• [STATED GOAL]:
Single out each line with the word "Spikes" and copy it.

(Stored data)
↓↓↓

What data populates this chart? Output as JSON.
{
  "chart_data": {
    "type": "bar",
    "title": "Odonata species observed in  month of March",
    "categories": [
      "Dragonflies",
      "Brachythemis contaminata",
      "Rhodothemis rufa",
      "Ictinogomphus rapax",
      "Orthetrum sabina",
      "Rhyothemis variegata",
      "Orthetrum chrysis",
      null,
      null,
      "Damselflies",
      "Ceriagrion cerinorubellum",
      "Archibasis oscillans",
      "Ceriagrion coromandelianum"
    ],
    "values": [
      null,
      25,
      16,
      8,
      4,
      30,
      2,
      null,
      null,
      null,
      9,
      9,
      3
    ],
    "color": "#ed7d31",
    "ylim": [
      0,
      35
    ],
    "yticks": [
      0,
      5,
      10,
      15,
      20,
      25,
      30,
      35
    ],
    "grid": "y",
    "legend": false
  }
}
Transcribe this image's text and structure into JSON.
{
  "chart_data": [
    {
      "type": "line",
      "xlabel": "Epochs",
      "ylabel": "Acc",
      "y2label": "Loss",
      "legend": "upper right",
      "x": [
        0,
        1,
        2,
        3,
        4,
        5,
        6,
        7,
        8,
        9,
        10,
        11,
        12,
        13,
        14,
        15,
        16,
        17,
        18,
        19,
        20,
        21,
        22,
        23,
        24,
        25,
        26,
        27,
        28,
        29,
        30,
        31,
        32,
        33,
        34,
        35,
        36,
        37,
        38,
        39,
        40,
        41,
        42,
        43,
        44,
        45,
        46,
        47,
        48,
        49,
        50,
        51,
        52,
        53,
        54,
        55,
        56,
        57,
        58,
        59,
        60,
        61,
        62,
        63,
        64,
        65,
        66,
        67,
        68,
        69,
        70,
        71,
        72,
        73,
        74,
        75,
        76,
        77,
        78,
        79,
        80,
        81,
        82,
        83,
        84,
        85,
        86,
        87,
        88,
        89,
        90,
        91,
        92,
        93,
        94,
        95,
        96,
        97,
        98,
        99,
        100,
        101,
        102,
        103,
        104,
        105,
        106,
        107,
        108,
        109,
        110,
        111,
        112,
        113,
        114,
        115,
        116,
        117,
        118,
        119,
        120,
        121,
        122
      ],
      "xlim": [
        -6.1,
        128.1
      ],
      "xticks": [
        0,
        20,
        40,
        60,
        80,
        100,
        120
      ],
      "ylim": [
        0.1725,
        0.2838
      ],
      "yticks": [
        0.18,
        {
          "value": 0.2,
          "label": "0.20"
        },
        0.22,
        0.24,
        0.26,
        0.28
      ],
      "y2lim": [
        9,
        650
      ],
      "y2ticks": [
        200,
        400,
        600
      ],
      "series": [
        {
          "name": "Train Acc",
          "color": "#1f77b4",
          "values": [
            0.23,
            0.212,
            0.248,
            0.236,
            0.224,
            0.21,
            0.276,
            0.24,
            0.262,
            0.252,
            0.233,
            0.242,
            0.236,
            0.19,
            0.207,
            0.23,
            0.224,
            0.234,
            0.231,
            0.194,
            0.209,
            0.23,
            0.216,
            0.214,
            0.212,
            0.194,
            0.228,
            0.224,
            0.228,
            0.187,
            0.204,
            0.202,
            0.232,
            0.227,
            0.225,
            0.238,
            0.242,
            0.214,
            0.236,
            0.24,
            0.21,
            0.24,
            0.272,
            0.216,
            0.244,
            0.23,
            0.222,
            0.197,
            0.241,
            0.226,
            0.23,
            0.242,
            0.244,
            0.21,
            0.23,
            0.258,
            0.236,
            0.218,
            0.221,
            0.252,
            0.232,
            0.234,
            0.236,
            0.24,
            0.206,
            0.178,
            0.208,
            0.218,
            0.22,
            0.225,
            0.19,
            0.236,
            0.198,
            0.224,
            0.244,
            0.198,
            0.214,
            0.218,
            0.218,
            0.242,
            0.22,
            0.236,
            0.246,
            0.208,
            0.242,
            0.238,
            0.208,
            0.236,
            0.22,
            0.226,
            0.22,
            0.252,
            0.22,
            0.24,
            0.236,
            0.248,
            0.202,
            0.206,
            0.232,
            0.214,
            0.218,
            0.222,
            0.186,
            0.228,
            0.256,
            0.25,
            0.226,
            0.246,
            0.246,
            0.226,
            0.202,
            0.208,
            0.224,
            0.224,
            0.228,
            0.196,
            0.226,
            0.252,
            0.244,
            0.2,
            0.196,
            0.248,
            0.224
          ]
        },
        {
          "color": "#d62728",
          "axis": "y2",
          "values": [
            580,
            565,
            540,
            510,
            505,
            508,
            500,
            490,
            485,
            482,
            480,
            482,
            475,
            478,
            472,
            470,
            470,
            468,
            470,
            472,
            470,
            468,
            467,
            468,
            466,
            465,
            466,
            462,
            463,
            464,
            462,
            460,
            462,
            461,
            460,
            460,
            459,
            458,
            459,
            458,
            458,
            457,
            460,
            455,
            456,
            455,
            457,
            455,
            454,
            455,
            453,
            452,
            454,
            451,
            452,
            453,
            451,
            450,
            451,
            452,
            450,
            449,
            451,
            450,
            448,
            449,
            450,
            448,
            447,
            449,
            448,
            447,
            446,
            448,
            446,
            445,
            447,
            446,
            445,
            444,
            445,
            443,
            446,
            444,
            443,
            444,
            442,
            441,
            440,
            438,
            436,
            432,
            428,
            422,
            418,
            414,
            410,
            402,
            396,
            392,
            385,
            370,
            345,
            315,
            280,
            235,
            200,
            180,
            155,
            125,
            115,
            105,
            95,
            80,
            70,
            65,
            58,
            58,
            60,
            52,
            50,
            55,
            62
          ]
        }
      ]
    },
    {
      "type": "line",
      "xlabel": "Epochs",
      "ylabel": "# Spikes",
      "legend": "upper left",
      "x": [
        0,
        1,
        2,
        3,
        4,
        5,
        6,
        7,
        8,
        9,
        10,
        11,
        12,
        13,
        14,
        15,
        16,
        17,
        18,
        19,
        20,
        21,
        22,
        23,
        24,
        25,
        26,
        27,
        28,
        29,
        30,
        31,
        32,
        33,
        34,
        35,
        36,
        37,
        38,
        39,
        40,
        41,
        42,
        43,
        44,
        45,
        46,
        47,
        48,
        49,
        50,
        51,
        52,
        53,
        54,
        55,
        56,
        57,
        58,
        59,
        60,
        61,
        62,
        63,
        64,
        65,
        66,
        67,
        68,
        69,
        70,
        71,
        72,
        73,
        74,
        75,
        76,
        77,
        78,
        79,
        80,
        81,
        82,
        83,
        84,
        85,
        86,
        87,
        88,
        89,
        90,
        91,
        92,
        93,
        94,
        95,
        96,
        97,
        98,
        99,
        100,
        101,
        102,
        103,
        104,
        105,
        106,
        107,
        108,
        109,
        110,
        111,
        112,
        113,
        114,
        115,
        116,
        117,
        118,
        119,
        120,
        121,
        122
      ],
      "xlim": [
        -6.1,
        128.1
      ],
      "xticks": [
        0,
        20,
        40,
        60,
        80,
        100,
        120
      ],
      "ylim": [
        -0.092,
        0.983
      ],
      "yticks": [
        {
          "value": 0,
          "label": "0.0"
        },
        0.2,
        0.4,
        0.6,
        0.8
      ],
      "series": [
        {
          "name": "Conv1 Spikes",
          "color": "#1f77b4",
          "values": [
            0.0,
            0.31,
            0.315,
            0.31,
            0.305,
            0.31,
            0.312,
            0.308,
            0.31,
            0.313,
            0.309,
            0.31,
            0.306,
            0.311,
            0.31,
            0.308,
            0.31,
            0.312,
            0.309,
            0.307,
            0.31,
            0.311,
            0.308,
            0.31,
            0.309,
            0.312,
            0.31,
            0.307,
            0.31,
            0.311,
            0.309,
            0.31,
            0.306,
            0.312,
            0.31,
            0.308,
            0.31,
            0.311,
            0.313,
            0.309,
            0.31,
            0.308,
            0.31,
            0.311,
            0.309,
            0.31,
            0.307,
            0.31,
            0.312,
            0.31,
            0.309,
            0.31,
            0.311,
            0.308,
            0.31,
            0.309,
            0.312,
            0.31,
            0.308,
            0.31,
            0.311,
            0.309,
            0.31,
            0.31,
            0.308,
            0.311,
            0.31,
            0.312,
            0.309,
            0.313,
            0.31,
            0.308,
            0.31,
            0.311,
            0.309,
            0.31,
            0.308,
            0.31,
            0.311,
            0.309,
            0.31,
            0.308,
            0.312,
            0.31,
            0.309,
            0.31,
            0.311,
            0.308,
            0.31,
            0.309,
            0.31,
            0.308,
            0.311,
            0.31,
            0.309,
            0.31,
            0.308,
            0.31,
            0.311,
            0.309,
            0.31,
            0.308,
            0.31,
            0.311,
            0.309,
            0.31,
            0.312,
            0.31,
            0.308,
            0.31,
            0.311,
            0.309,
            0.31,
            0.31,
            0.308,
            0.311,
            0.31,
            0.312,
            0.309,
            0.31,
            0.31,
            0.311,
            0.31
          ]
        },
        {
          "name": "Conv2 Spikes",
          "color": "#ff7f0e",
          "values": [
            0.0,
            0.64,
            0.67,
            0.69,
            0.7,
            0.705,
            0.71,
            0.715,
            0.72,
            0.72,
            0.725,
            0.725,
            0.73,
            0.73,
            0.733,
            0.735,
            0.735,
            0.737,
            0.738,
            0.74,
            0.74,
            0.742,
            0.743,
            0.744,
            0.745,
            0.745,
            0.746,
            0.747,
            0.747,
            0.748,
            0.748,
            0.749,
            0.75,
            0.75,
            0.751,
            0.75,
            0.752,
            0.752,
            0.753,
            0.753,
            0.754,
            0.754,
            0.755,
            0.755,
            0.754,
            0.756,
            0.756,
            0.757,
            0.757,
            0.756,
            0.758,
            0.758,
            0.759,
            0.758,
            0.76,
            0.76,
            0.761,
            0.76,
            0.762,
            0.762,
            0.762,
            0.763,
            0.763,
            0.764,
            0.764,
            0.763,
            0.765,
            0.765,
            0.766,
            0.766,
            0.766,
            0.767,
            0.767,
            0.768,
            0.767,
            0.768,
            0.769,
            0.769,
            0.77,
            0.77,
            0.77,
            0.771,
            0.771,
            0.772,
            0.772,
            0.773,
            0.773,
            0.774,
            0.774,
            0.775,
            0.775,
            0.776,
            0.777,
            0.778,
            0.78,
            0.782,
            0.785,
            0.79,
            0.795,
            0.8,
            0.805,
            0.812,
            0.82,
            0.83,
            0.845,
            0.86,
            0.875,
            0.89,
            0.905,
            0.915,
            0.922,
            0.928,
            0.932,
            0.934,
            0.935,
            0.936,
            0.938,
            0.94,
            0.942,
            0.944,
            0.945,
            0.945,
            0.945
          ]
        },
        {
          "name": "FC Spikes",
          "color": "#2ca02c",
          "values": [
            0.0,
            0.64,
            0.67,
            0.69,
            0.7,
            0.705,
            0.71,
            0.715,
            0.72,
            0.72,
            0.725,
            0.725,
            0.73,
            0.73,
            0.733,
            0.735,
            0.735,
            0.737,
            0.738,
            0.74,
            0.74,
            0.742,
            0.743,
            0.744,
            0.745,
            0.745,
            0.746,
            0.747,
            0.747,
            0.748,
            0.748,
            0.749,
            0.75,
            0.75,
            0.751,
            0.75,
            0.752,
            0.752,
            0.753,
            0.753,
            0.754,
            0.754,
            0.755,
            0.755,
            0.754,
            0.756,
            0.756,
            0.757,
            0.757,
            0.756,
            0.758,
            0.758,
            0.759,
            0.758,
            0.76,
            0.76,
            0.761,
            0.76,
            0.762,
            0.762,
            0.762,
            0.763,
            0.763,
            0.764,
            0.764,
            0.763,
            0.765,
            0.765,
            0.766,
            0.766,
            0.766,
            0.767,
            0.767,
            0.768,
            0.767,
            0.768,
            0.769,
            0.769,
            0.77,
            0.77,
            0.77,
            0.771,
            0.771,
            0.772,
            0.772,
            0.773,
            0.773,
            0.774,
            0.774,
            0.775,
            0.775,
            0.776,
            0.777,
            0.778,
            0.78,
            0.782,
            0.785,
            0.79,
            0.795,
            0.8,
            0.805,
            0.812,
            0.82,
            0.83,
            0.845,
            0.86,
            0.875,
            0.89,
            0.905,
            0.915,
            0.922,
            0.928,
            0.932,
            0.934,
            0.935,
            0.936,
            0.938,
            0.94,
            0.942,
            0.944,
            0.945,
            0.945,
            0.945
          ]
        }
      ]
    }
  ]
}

↑↑↑

• [WORKED ANSWER]:
      "ylabel": "# Spikes",
          "name": "Conv1 Spikes",
          "name": "Conv2 Spikes",
          "name": "FC Spikes",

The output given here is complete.